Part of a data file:
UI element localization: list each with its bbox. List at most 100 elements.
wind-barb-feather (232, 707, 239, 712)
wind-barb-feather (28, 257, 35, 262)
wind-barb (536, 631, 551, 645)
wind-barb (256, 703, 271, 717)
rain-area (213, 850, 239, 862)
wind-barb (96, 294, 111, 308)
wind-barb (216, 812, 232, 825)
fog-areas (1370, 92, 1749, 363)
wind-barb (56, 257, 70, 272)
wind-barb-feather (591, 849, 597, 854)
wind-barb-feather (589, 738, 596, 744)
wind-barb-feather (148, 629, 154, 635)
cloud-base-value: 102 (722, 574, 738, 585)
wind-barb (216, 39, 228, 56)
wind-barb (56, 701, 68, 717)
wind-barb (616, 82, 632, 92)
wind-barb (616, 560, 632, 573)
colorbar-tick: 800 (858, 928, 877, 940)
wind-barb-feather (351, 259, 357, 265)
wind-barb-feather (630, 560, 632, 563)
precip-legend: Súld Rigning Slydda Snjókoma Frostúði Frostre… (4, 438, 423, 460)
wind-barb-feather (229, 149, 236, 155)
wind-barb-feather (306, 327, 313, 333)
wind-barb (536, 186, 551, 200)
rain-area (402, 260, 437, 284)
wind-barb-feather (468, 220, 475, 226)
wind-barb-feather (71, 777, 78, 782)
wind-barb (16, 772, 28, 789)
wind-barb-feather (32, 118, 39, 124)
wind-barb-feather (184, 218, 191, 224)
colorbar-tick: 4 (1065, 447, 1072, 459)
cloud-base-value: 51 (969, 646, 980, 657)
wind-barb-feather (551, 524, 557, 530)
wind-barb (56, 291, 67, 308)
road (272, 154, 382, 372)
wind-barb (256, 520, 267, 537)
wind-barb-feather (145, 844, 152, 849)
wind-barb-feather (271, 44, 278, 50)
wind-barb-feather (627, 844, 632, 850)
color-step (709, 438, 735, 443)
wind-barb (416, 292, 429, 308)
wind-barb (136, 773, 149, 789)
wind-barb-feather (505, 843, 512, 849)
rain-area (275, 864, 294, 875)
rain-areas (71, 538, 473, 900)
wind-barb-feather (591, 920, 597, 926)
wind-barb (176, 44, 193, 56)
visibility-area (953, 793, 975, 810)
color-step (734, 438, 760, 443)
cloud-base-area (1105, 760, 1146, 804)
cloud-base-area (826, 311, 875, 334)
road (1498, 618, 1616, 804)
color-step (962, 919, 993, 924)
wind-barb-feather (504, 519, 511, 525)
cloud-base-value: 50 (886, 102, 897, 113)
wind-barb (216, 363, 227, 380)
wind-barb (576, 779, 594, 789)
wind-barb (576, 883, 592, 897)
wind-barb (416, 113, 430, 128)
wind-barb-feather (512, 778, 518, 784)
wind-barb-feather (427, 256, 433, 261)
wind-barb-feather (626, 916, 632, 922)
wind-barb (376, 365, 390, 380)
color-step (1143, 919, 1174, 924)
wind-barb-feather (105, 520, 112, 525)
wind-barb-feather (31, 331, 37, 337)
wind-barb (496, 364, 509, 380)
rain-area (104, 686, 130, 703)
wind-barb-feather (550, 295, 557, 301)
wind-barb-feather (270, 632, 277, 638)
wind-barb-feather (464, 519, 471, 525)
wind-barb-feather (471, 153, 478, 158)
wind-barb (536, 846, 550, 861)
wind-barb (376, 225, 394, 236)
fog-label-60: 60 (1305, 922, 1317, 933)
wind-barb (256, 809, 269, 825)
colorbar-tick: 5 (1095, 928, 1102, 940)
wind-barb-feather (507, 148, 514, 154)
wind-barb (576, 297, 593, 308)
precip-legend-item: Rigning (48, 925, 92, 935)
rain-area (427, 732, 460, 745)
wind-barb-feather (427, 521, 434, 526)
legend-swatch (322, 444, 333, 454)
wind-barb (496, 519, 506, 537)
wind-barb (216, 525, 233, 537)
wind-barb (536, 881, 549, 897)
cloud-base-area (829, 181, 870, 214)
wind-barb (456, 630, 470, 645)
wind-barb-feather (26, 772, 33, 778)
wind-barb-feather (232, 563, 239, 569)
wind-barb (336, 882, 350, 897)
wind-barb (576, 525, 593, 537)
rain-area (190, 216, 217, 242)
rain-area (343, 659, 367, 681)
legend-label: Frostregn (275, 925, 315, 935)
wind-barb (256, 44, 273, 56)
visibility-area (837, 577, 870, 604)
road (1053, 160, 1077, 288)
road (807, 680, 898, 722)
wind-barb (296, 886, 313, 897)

Exercise description: Copy every entry above word for word, from the first line to the last.

Completed task:
UI element localization: list each with its bbox. List at most 100 elements.
wind-barb-feather (232, 707, 239, 712)
wind-barb-feather (28, 257, 35, 262)
wind-barb (536, 631, 551, 645)
wind-barb (256, 703, 271, 717)
rain-area (213, 850, 239, 862)
wind-barb (96, 294, 111, 308)
wind-barb (216, 812, 232, 825)
fog-areas (1370, 92, 1749, 363)
wind-barb (56, 257, 70, 272)
wind-barb-feather (591, 849, 597, 854)
wind-barb-feather (589, 738, 596, 744)
wind-barb-feather (148, 629, 154, 635)
cloud-base-value: 102 (722, 574, 738, 585)
wind-barb (216, 39, 228, 56)
wind-barb (56, 701, 68, 717)
wind-barb (616, 82, 632, 92)
wind-barb (616, 560, 632, 573)
colorbar-tick: 800 (858, 928, 877, 940)
wind-barb-feather (351, 259, 357, 265)
wind-barb-feather (630, 560, 632, 563)
precip-legend: Súld Rigning Slydda Snjókoma Frostúði Frostre… (4, 438, 423, 460)
wind-barb-feather (229, 149, 236, 155)
wind-barb-feather (306, 327, 313, 333)
wind-barb (536, 186, 551, 200)
rain-area (402, 260, 437, 284)
wind-barb-feather (468, 220, 475, 226)
wind-barb-feather (71, 777, 78, 782)
wind-barb (16, 772, 28, 789)
wind-barb-feather (32, 118, 39, 124)
wind-barb-feather (184, 218, 191, 224)
colorbar-tick: 4 (1065, 447, 1072, 459)
cloud-base-value: 51 (969, 646, 980, 657)
wind-barb-feather (551, 524, 557, 530)
wind-barb (56, 291, 67, 308)
road (272, 154, 382, 372)
wind-barb (256, 520, 267, 537)
wind-barb-feather (145, 844, 152, 849)
wind-barb-feather (271, 44, 278, 50)
wind-barb-feather (627, 844, 632, 850)
color-step (709, 438, 735, 443)
wind-barb (416, 292, 429, 308)
wind-barb (136, 773, 149, 789)
wind-barb-feather (505, 843, 512, 849)
rain-area (275, 864, 294, 875)
rain-areas (71, 538, 473, 900)
wind-barb-feather (591, 920, 597, 926)
wind-barb (176, 44, 193, 56)
visibility-area (953, 793, 975, 810)
color-step (734, 438, 760, 443)
cloud-base-area (1105, 760, 1146, 804)
cloud-base-area (826, 311, 875, 334)
road (1498, 618, 1616, 804)
color-step (962, 919, 993, 924)
wind-barb-feather (504, 519, 511, 525)
cloud-base-value: 50 (886, 102, 897, 113)
wind-barb (216, 363, 227, 380)
wind-barb (576, 779, 594, 789)
wind-barb (576, 883, 592, 897)
wind-barb (416, 113, 430, 128)
wind-barb-feather (512, 778, 518, 784)
wind-barb-feather (427, 256, 433, 261)
wind-barb-feather (626, 916, 632, 922)
wind-barb (376, 365, 390, 380)
color-step (1143, 919, 1174, 924)
wind-barb-feather (105, 520, 112, 525)
wind-barb-feather (31, 331, 37, 337)
wind-barb (496, 364, 509, 380)
rain-area (104, 686, 130, 703)
wind-barb-feather (550, 295, 557, 301)
wind-barb-feather (270, 632, 277, 638)
wind-barb-feather (464, 519, 471, 525)
wind-barb-feather (471, 153, 478, 158)
wind-barb (536, 846, 550, 861)
wind-barb (376, 225, 394, 236)
fog-label-60: 60 (1305, 922, 1317, 933)
wind-barb (256, 809, 269, 825)
colorbar-tick: 5 (1095, 928, 1102, 940)
wind-barb-feather (507, 148, 514, 154)
wind-barb (576, 297, 593, 308)
precip-legend-item: Rigning (48, 925, 92, 935)
rain-area (427, 732, 460, 745)
wind-barb-feather (427, 521, 434, 526)
legend-swatch (322, 444, 333, 454)
wind-barb (496, 519, 506, 537)
wind-barb (216, 525, 233, 537)
wind-barb (536, 881, 549, 897)
cloud-base-area (829, 181, 870, 214)
wind-barb (456, 630, 470, 645)
wind-barb-feather (26, 772, 33, 778)
wind-barb-feather (232, 563, 239, 569)
wind-barb (336, 882, 350, 897)
wind-barb (576, 525, 593, 537)
rain-area (190, 216, 217, 242)
rain-area (343, 659, 367, 681)
legend-label: Frostregn (275, 925, 315, 935)
wind-barb (256, 44, 273, 56)
visibility-area (837, 577, 870, 604)
road (1053, 160, 1077, 288)
road (807, 680, 898, 722)
wind-barb (296, 886, 313, 897)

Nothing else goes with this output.